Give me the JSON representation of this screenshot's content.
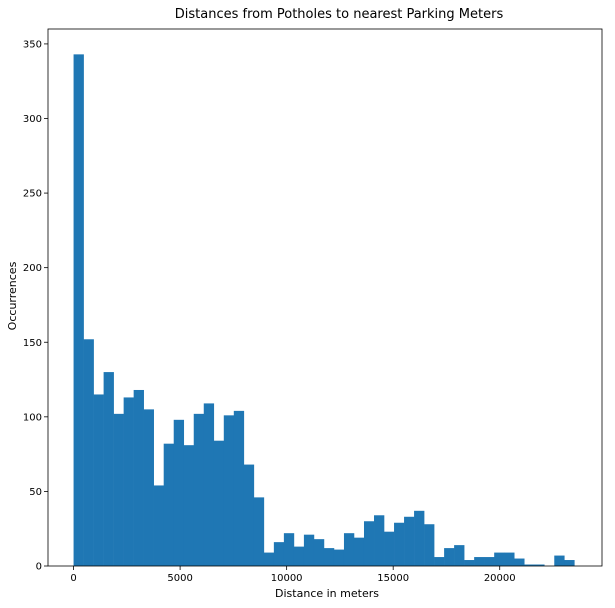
{
  "chart_data": {
    "type": "bar",
    "title": "Distances from Potholes to nearest Parking Meters",
    "xlabel": "Distance in meters",
    "ylabel": "Occurrences",
    "color": "#1f77b4",
    "xlim": [
      -1200,
      24800
    ],
    "ylim": [
      0,
      360
    ],
    "grid": false,
    "bin_edges": [
      0,
      470,
      940,
      1410,
      1880,
      2350,
      2820,
      3290,
      3760,
      4230,
      4700,
      5170,
      5640,
      6110,
      6580,
      7050,
      7520,
      7990,
      8460,
      8930,
      9400,
      9870,
      10340,
      10810,
      11280,
      11750,
      12220,
      12690,
      13160,
      13630,
      14100,
      14570,
      15040,
      15510,
      15980,
      16450,
      16920,
      17390,
      17860,
      18330,
      18800,
      19270,
      19740,
      20210,
      20680,
      21150,
      21620,
      22090,
      22560,
      23030,
      23500
    ],
    "values": [
      343,
      152,
      115,
      130,
      102,
      113,
      118,
      105,
      54,
      82,
      98,
      81,
      102,
      109,
      84,
      101,
      104,
      68,
      46,
      9,
      16,
      22,
      13,
      21,
      18,
      12,
      11,
      22,
      19,
      30,
      34,
      23,
      29,
      33,
      37,
      28,
      6,
      12,
      14,
      4,
      6,
      6,
      9,
      9,
      5,
      1,
      1,
      0,
      7,
      4
    ],
    "x_ticks": [
      0,
      5000,
      10000,
      15000,
      20000
    ],
    "x_tick_labels": [
      "0",
      "5000",
      "10000",
      "15000",
      "20000"
    ],
    "y_ticks": [
      0,
      50,
      100,
      150,
      200,
      250,
      300,
      350
    ],
    "y_tick_labels": [
      "0",
      "50",
      "100",
      "150",
      "200",
      "250",
      "300",
      "350"
    ]
  }
}
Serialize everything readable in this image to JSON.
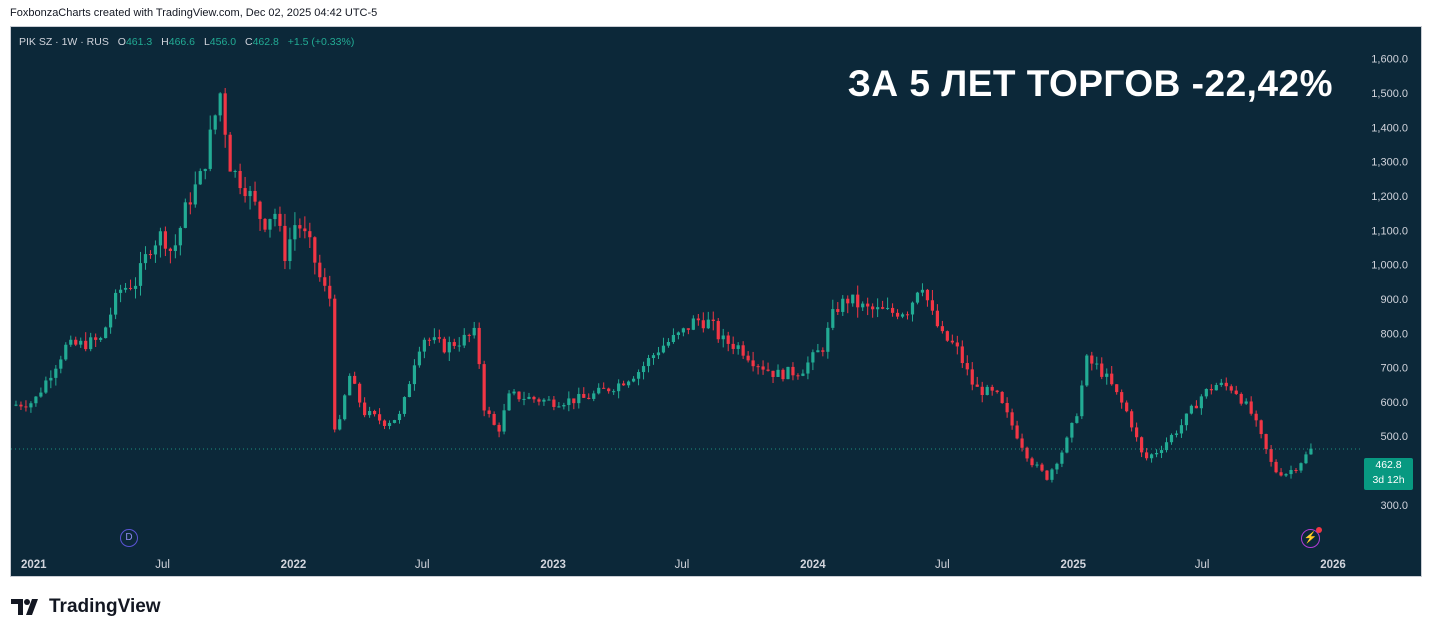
{
  "header": {
    "attribution": "FoxbonzaCharts created with TradingView.com, Dec 02, 2025 04:42 UTC-5"
  },
  "symbol": {
    "label": "PIK SZ · 1W · RUS",
    "open_key": "O",
    "open": "461.3",
    "high_key": "H",
    "high": "466.6",
    "low_key": "L",
    "low": "456.0",
    "close_key": "C",
    "close": "462.8",
    "change": "+1.5 (+0.33%)"
  },
  "headline": "ЗА 5 ЛЕТ ТОРГОВ -22,42%",
  "price_tag": {
    "price": "462.8",
    "countdown": "3d 12h"
  },
  "events": {
    "dividend_label": "D"
  },
  "footer": {
    "brand": "TradingView"
  },
  "colors": {
    "up": "#22ab94",
    "down": "#f23645",
    "background": "#0c2839",
    "text": "#d1d4dc"
  },
  "chart_data": {
    "type": "candlestick",
    "interval": "1W",
    "ylim": [
      250,
      1640
    ],
    "y_ticks": [
      "1,600.0",
      "1,500.0",
      "1,400.0",
      "1,300.0",
      "1,200.0",
      "1,100.0",
      "1,000.0",
      "900.0",
      "800.0",
      "700.0",
      "600.0",
      "500.0",
      "400.0",
      "300.0"
    ],
    "y_tick_values": [
      1600,
      1500,
      1400,
      1300,
      1200,
      1100,
      1000,
      900,
      800,
      700,
      600,
      500,
      400,
      300
    ],
    "x_ticks": [
      {
        "label": "2021",
        "date": "2021-01-01",
        "bold": true
      },
      {
        "label": "Jul",
        "date": "2021-07-01",
        "bold": false
      },
      {
        "label": "2022",
        "date": "2022-01-01",
        "bold": true
      },
      {
        "label": "Jul",
        "date": "2022-07-01",
        "bold": false
      },
      {
        "label": "2023",
        "date": "2023-01-01",
        "bold": true
      },
      {
        "label": "Jul",
        "date": "2023-07-01",
        "bold": false
      },
      {
        "label": "2024",
        "date": "2024-01-01",
        "bold": true
      },
      {
        "label": "Jul",
        "date": "2024-07-01",
        "bold": false
      },
      {
        "label": "2025",
        "date": "2025-01-01",
        "bold": true
      },
      {
        "label": "Jul",
        "date": "2025-07-01",
        "bold": false
      },
      {
        "label": "2026",
        "date": "2026-01-01",
        "bold": true
      }
    ],
    "last_price": 462.8,
    "close_path": [
      {
        "date": "2020-11-30",
        "close": 590
      },
      {
        "date": "2021-01-01",
        "close": 600
      },
      {
        "date": "2021-02-15",
        "close": 760
      },
      {
        "date": "2021-03-15",
        "close": 770
      },
      {
        "date": "2021-04-05",
        "close": 780
      },
      {
        "date": "2021-05-01",
        "close": 925
      },
      {
        "date": "2021-05-25",
        "close": 950
      },
      {
        "date": "2021-06-15",
        "close": 1060
      },
      {
        "date": "2021-07-01",
        "close": 1090
      },
      {
        "date": "2021-07-15",
        "close": 1030
      },
      {
        "date": "2021-08-05",
        "close": 1180
      },
      {
        "date": "2021-08-25",
        "close": 1260
      },
      {
        "date": "2021-09-20",
        "close": 1500
      },
      {
        "date": "2021-10-05",
        "close": 1280
      },
      {
        "date": "2021-10-25",
        "close": 1230
      },
      {
        "date": "2021-11-20",
        "close": 1120
      },
      {
        "date": "2021-12-05",
        "close": 1160
      },
      {
        "date": "2021-12-20",
        "close": 1030
      },
      {
        "date": "2022-01-05",
        "close": 1130
      },
      {
        "date": "2022-01-25",
        "close": 1050
      },
      {
        "date": "2022-02-10",
        "close": 940
      },
      {
        "date": "2022-02-22",
        "close": 900
      },
      {
        "date": "2022-03-01",
        "close": 470
      },
      {
        "date": "2022-03-20",
        "close": 680
      },
      {
        "date": "2022-04-10",
        "close": 570
      },
      {
        "date": "2022-05-10",
        "close": 540
      },
      {
        "date": "2022-06-01",
        "close": 560
      },
      {
        "date": "2022-06-20",
        "close": 720
      },
      {
        "date": "2022-07-01",
        "close": 790
      },
      {
        "date": "2022-08-01",
        "close": 760
      },
      {
        "date": "2022-08-25",
        "close": 780
      },
      {
        "date": "2022-09-15",
        "close": 800
      },
      {
        "date": "2022-09-25",
        "close": 590
      },
      {
        "date": "2022-10-15",
        "close": 510
      },
      {
        "date": "2022-11-01",
        "close": 620
      },
      {
        "date": "2022-12-01",
        "close": 610
      },
      {
        "date": "2023-01-01",
        "close": 600
      },
      {
        "date": "2023-02-15",
        "close": 610
      },
      {
        "date": "2023-04-01",
        "close": 650
      },
      {
        "date": "2023-05-01",
        "close": 690
      },
      {
        "date": "2023-06-01",
        "close": 760
      },
      {
        "date": "2023-07-01",
        "close": 800
      },
      {
        "date": "2023-07-20",
        "close": 840
      },
      {
        "date": "2023-08-10",
        "close": 830
      },
      {
        "date": "2023-08-25",
        "close": 780
      },
      {
        "date": "2023-09-20",
        "close": 760
      },
      {
        "date": "2023-10-10",
        "close": 720
      },
      {
        "date": "2023-11-10",
        "close": 680
      },
      {
        "date": "2023-12-15",
        "close": 690
      },
      {
        "date": "2024-01-15",
        "close": 760
      },
      {
        "date": "2024-02-01",
        "close": 870
      },
      {
        "date": "2024-02-20",
        "close": 900
      },
      {
        "date": "2024-03-15",
        "close": 870
      },
      {
        "date": "2024-04-20",
        "close": 860
      },
      {
        "date": "2024-05-15",
        "close": 870
      },
      {
        "date": "2024-06-01",
        "close": 960
      },
      {
        "date": "2024-06-15",
        "close": 860
      },
      {
        "date": "2024-07-01",
        "close": 790
      },
      {
        "date": "2024-07-20",
        "close": 760
      },
      {
        "date": "2024-08-15",
        "close": 640
      },
      {
        "date": "2024-09-15",
        "close": 620
      },
      {
        "date": "2024-10-10",
        "close": 520
      },
      {
        "date": "2024-11-01",
        "close": 430
      },
      {
        "date": "2024-11-25",
        "close": 380
      },
      {
        "date": "2024-12-20",
        "close": 470
      },
      {
        "date": "2025-01-05",
        "close": 560
      },
      {
        "date": "2025-01-20",
        "close": 720
      },
      {
        "date": "2025-02-05",
        "close": 700
      },
      {
        "date": "2025-02-20",
        "close": 660
      },
      {
        "date": "2025-03-20",
        "close": 560
      },
      {
        "date": "2025-04-10",
        "close": 430
      },
      {
        "date": "2025-05-01",
        "close": 460
      },
      {
        "date": "2025-06-01",
        "close": 530
      },
      {
        "date": "2025-07-01",
        "close": 620
      },
      {
        "date": "2025-07-20",
        "close": 650
      },
      {
        "date": "2025-08-15",
        "close": 640
      },
      {
        "date": "2025-09-10",
        "close": 560
      },
      {
        "date": "2025-09-25",
        "close": 480
      },
      {
        "date": "2025-10-10",
        "close": 400
      },
      {
        "date": "2025-10-25",
        "close": 390
      },
      {
        "date": "2025-11-10",
        "close": 410
      },
      {
        "date": "2025-12-02",
        "close": 462.8
      }
    ]
  }
}
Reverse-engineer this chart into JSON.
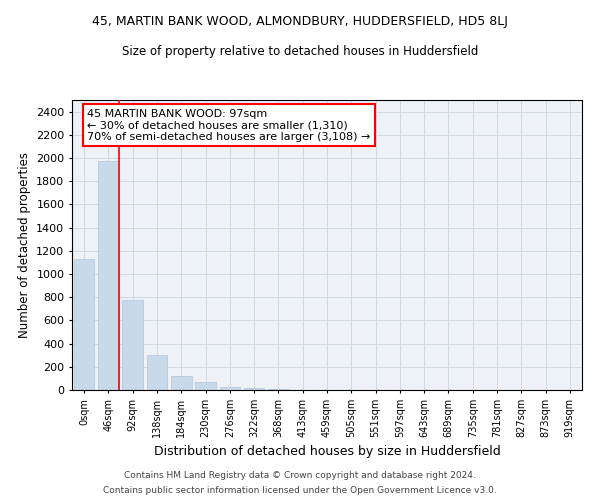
{
  "title": "45, MARTIN BANK WOOD, ALMONDBURY, HUDDERSFIELD, HD5 8LJ",
  "subtitle": "Size of property relative to detached houses in Huddersfield",
  "xlabel": "Distribution of detached houses by size in Huddersfield",
  "ylabel": "Number of detached properties",
  "bar_color": "#c8d9ea",
  "bar_edge_color": "#b0c4d8",
  "categories": [
    "0sqm",
    "46sqm",
    "92sqm",
    "138sqm",
    "184sqm",
    "230sqm",
    "276sqm",
    "322sqm",
    "368sqm",
    "413sqm",
    "459sqm",
    "505sqm",
    "551sqm",
    "597sqm",
    "643sqm",
    "689sqm",
    "735sqm",
    "781sqm",
    "827sqm",
    "873sqm",
    "919sqm"
  ],
  "values": [
    1130,
    1970,
    780,
    300,
    120,
    70,
    30,
    15,
    8,
    4,
    2,
    1,
    0,
    0,
    0,
    0,
    0,
    0,
    0,
    0,
    0
  ],
  "ylim": [
    0,
    2500
  ],
  "yticks": [
    0,
    200,
    400,
    600,
    800,
    1000,
    1200,
    1400,
    1600,
    1800,
    2000,
    2200,
    2400
  ],
  "property_label": "45 MARTIN BANK WOOD: 97sqm",
  "annotation_line1": "← 30% of detached houses are smaller (1,310)",
  "annotation_line2": "70% of semi-detached houses are larger (3,108) →",
  "marker_bar_index": 1,
  "footnote1": "Contains HM Land Registry data © Crown copyright and database right 2024.",
  "footnote2": "Contains public sector information licensed under the Open Government Licence v3.0.",
  "grid_color": "#d0d8e4",
  "background_color": "#eef2f7"
}
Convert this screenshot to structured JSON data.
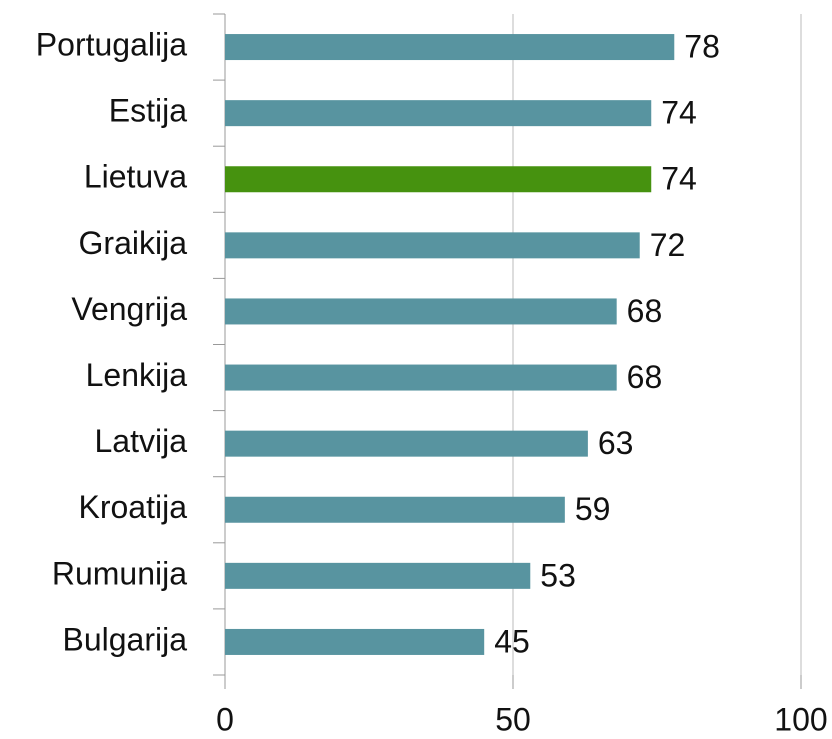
{
  "chart_data": {
    "type": "bar",
    "orientation": "horizontal",
    "categories": [
      "Portugalija",
      "Estija",
      "Lietuva",
      "Graikija",
      "Vengrija",
      "Lenkija",
      "Latvija",
      "Kroatija",
      "Rumunija",
      "Bulgarija"
    ],
    "values": [
      78,
      74,
      74,
      72,
      68,
      68,
      63,
      59,
      53,
      45
    ],
    "colors": [
      "#5894a0",
      "#5894a0",
      "#46920f",
      "#5894a0",
      "#5894a0",
      "#5894a0",
      "#5894a0",
      "#5894a0",
      "#5894a0",
      "#5894a0"
    ],
    "xlim": [
      0,
      100
    ],
    "xticks": [
      0,
      50,
      100
    ],
    "grid": true,
    "data_labels": true
  }
}
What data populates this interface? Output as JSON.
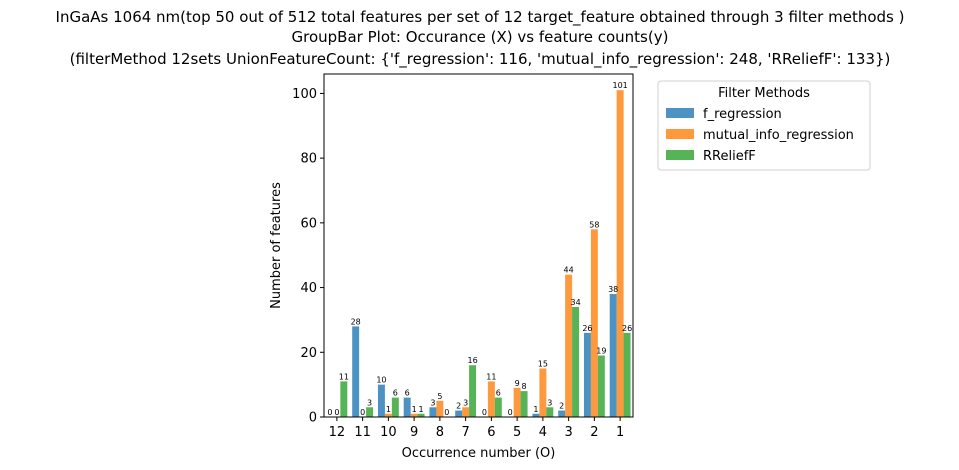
{
  "chart_data": {
    "type": "bar",
    "title": [
      "InGaAs 1064 nm(top 50 out of 512 total features per set of 12 target_feature obtained through 3 filter methods )",
      "GroupBar Plot: Occurance (X) vs feature counts(y)",
      "(filterMethod 12sets UnionFeatureCount: {'f_regression': 116, 'mutual_info_regression': 248, 'RReliefF': 133})"
    ],
    "xlabel": "Occurrence number (O)",
    "ylabel": "Number of features",
    "categories": [
      "12",
      "11",
      "10",
      "9",
      "8",
      "7",
      "6",
      "5",
      "4",
      "3",
      "2",
      "1"
    ],
    "series": [
      {
        "name": "f_regression",
        "color": "#1f77b4",
        "values": [
          0,
          28,
          10,
          6,
          3,
          2,
          0,
          0,
          1,
          2,
          26,
          38
        ]
      },
      {
        "name": "mutual_info_regression",
        "color": "#ff7f0e",
        "values": [
          0,
          0,
          1,
          1,
          5,
          3,
          11,
          9,
          15,
          44,
          58,
          101
        ]
      },
      {
        "name": "RReliefF",
        "color": "#2ca02c",
        "values": [
          11,
          3,
          6,
          1,
          0,
          16,
          6,
          8,
          3,
          34,
          19,
          26
        ]
      }
    ],
    "ylim": [
      0,
      106
    ],
    "yticks": [
      0,
      20,
      40,
      60,
      80,
      100
    ],
    "grid": false,
    "legend": {
      "title": "Filter Methods",
      "placement": "outside-right-top"
    }
  }
}
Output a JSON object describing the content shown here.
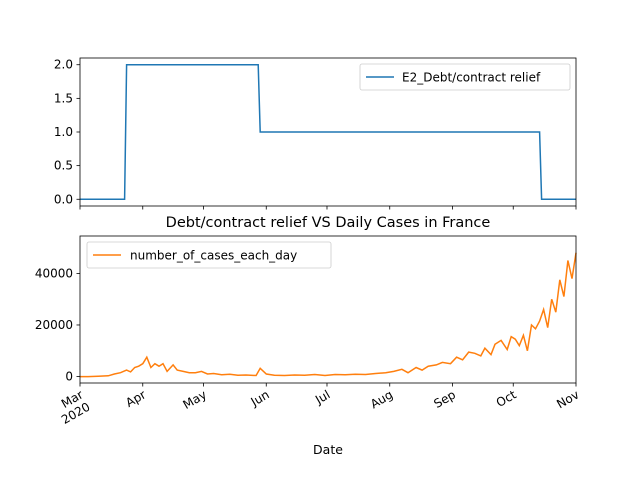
{
  "chart_data": [
    {
      "type": "line",
      "title": "",
      "xlabel": "",
      "ylabel": "",
      "legend": "top-right",
      "grid": false,
      "x_range": [
        "2020-03-01",
        "2020-11-01"
      ],
      "ylim": [
        -0.1,
        2.1
      ],
      "yticks": [
        "0.0",
        "0.5",
        "1.0",
        "1.5",
        "2.0"
      ],
      "series": [
        {
          "name": "E2_Debt/contract relief",
          "color": "#1f77b4",
          "step": true,
          "x": [
            "2020-03-01",
            "2020-03-24",
            "2020-05-29",
            "2020-10-15",
            "2020-11-01"
          ],
          "values": [
            0,
            2,
            1,
            0,
            0
          ]
        }
      ]
    },
    {
      "type": "line",
      "title": "Debt/contract relief VS Daily Cases in France",
      "xlabel": "Date",
      "ylabel": "",
      "legend": "top-left",
      "grid": false,
      "x_range": [
        "2020-03-01",
        "2020-11-01"
      ],
      "ylim": [
        -2500,
        54500
      ],
      "yticks": [
        "0",
        "20000",
        "40000"
      ],
      "xticks": [
        "Mar\n2020",
        "Apr",
        "May",
        "Jun",
        "Jul",
        "Aug",
        "Sep",
        "Oct",
        "Nov"
      ],
      "series": [
        {
          "name": "number_of_cases_each_day",
          "color": "#ff7f0e",
          "x": [
            "2020-03-01",
            "2020-03-05",
            "2020-03-10",
            "2020-03-15",
            "2020-03-18",
            "2020-03-21",
            "2020-03-24",
            "2020-03-26",
            "2020-03-28",
            "2020-03-30",
            "2020-04-01",
            "2020-04-03",
            "2020-04-05",
            "2020-04-07",
            "2020-04-09",
            "2020-04-11",
            "2020-04-13",
            "2020-04-16",
            "2020-04-18",
            "2020-04-21",
            "2020-04-24",
            "2020-04-27",
            "2020-04-30",
            "2020-05-03",
            "2020-05-06",
            "2020-05-10",
            "2020-05-14",
            "2020-05-18",
            "2020-05-22",
            "2020-05-27",
            "2020-05-29",
            "2020-06-01",
            "2020-06-05",
            "2020-06-10",
            "2020-06-15",
            "2020-06-20",
            "2020-06-25",
            "2020-06-30",
            "2020-07-05",
            "2020-07-10",
            "2020-07-15",
            "2020-07-20",
            "2020-07-25",
            "2020-07-30",
            "2020-08-03",
            "2020-08-07",
            "2020-08-10",
            "2020-08-14",
            "2020-08-17",
            "2020-08-20",
            "2020-08-24",
            "2020-08-27",
            "2020-08-31",
            "2020-09-03",
            "2020-09-06",
            "2020-09-09",
            "2020-09-12",
            "2020-09-15",
            "2020-09-17",
            "2020-09-20",
            "2020-09-22",
            "2020-09-25",
            "2020-09-28",
            "2020-09-30",
            "2020-10-02",
            "2020-10-04",
            "2020-10-06",
            "2020-10-08",
            "2020-10-10",
            "2020-10-12",
            "2020-10-14",
            "2020-10-16",
            "2020-10-18",
            "2020-10-20",
            "2020-10-22",
            "2020-10-24",
            "2020-10-26",
            "2020-10-28",
            "2020-10-30",
            "2020-11-01"
          ],
          "values": [
            0,
            0,
            100,
            300,
            1000,
            1500,
            2500,
            1800,
            3500,
            4000,
            5000,
            7500,
            3500,
            5000,
            4000,
            5000,
            2000,
            4500,
            2500,
            2000,
            1500,
            1500,
            2000,
            1000,
            1200,
            700,
            900,
            500,
            600,
            400,
            3200,
            1000,
            500,
            400,
            600,
            500,
            800,
            400,
            800,
            700,
            900,
            800,
            1200,
            1500,
            2000,
            2800,
            1500,
            3500,
            2500,
            4000,
            4500,
            5500,
            5000,
            7500,
            6500,
            9500,
            9000,
            8000,
            11000,
            8500,
            12500,
            14000,
            10500,
            15500,
            14500,
            12000,
            16000,
            10000,
            20000,
            18500,
            21500,
            26000,
            19000,
            30000,
            25000,
            37500,
            31000,
            45000,
            38000,
            48000
          ]
        }
      ]
    }
  ]
}
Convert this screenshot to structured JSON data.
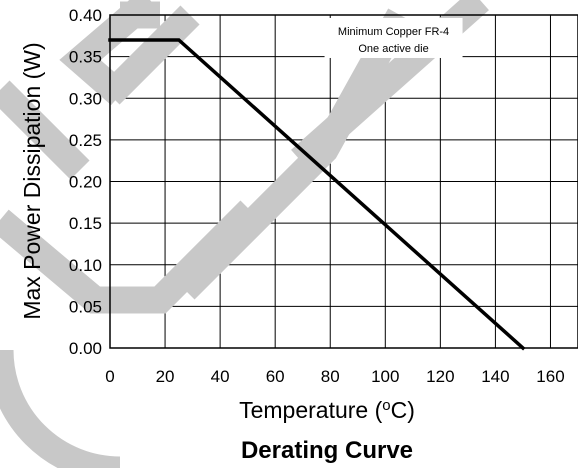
{
  "chart_data": {
    "type": "line",
    "title": "Derating Curve",
    "xlabel": "Temperature (°C)",
    "xlabel_parts": {
      "before": "Temperature (",
      "superscript": "o",
      "after": "C)"
    },
    "ylabel": "Max Power Dissipation (W)",
    "xlim": [
      0,
      170
    ],
    "ylim": [
      0,
      0.4
    ],
    "x_ticks": [
      0,
      20,
      40,
      60,
      80,
      100,
      120,
      140,
      160
    ],
    "y_ticks": [
      0.0,
      0.05,
      0.1,
      0.15,
      0.2,
      0.25,
      0.3,
      0.35,
      0.4
    ],
    "x_tick_labels": [
      "0",
      "20",
      "40",
      "60",
      "80",
      "100",
      "120",
      "140",
      "160"
    ],
    "y_tick_labels": [
      "0.00",
      "0.05",
      "0.10",
      "0.15",
      "0.20",
      "0.25",
      "0.30",
      "0.35",
      "0.40"
    ],
    "grid": true,
    "series": [
      {
        "x": [
          0,
          25,
          150
        ],
        "y": [
          0.37,
          0.37,
          0.0
        ]
      }
    ],
    "annotations": [
      {
        "lines": [
          "Minimum Copper FR-4",
          "One active die"
        ],
        "x": 103,
        "y": 0.382
      }
    ],
    "watermark": {
      "color": "#c8c8c8"
    },
    "colors": {
      "line": "#000000",
      "grid": "#000000",
      "watermark": "#c8c8c8"
    }
  }
}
----------
## SHORT EXERCISE
Which lines in the data above contain "Contains"? Show each one.

## FINAL RESULT
  "footnote1": "Contains HM Land Registry data © Crown copyright and database right 2024.",
  "footnote2": "Contains public sector information licensed under the Open Government Licence v3.0.",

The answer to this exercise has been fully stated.